- Born: December 15, 1930 Chicago, Illinois, U.S.
- Died: April 13, 1979 (aged 48)
- Occupation: Mobster

= James Torello =

American mobster

James Vincent "Turk" Torello (December 15, 1930 – April 13, 1979 Woodridge, Illinois) was an Italian-American mobster who became a caporegime and leading enforcer for the Chicago Outfit during the mid-to-late 1970s.

Born in Chicago, Illinois, Torello's first arrest was in 1945; he was eventually convicted of auto theft, armed robbery, burglary and hijacking. He served two years in federal prison for violating firearms laws. Torello served as capo of the South Side/26th Street crew.

In the late 1960s, Torello sent Robert "Bobby the Beak" Siegel to Las Vegas to help collect $87,000 from an associate of Frank "Lefty" Rosenthal, the Outfit agent at the Stardust Hotel & Casino. This story was related by Siegel at the "Family Secrets" organized crime trial, in Chicago, in the summer of 2007.

Your task
Retype the part of the James Torello biography starting at "In the late" and ending at "summer of 2007.". The data after the James Torello biography has no connection to it.

[Dataset entries]
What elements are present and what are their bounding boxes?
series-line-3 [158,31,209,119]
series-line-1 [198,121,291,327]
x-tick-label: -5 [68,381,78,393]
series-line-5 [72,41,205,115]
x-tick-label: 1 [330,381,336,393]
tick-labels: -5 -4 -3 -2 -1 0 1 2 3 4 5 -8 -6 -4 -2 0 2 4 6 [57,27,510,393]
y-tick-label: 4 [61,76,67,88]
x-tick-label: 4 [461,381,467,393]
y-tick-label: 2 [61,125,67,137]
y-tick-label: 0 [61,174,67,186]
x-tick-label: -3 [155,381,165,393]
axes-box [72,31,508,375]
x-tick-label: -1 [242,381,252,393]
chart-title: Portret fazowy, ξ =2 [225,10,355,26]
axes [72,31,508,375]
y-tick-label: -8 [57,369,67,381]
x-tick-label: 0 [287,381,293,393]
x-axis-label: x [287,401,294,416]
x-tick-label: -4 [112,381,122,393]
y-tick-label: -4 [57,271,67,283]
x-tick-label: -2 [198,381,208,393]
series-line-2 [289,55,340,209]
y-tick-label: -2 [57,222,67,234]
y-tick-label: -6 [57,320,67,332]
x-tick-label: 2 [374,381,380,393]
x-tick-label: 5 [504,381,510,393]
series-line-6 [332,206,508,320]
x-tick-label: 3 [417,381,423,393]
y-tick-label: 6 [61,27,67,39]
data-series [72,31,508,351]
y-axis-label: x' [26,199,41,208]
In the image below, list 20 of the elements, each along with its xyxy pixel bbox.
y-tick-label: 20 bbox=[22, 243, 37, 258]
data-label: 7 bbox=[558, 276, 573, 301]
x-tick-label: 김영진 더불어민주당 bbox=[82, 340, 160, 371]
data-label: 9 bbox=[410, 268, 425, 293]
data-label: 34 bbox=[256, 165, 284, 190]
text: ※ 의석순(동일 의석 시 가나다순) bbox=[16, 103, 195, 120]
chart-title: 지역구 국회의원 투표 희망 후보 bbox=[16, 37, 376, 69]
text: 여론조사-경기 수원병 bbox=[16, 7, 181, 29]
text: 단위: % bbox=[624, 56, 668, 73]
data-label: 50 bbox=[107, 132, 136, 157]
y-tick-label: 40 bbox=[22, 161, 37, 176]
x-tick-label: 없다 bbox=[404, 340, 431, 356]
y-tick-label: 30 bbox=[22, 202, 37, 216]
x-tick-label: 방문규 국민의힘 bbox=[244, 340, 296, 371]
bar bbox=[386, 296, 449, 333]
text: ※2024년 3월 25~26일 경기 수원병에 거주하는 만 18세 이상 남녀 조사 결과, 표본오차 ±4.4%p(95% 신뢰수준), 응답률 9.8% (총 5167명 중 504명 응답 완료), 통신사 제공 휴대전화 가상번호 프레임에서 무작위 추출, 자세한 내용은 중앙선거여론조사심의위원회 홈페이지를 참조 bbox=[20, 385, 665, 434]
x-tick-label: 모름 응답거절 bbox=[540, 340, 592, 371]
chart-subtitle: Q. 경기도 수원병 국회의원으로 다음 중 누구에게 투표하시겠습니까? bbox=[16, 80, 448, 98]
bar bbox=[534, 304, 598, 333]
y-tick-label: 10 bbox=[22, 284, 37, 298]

Task result
In the late 1960s, Torello sent Robert "Bobby the Beak" Siegel to Las Vegas to help collect $87,000 from an associate of Frank "Lefty" Rosenthal, the Outfit agent at the Stardust Hotel & Casino. This story was related by Siegel at the "Family Secrets" organized crime trial, in Chicago, in the summer of 2007.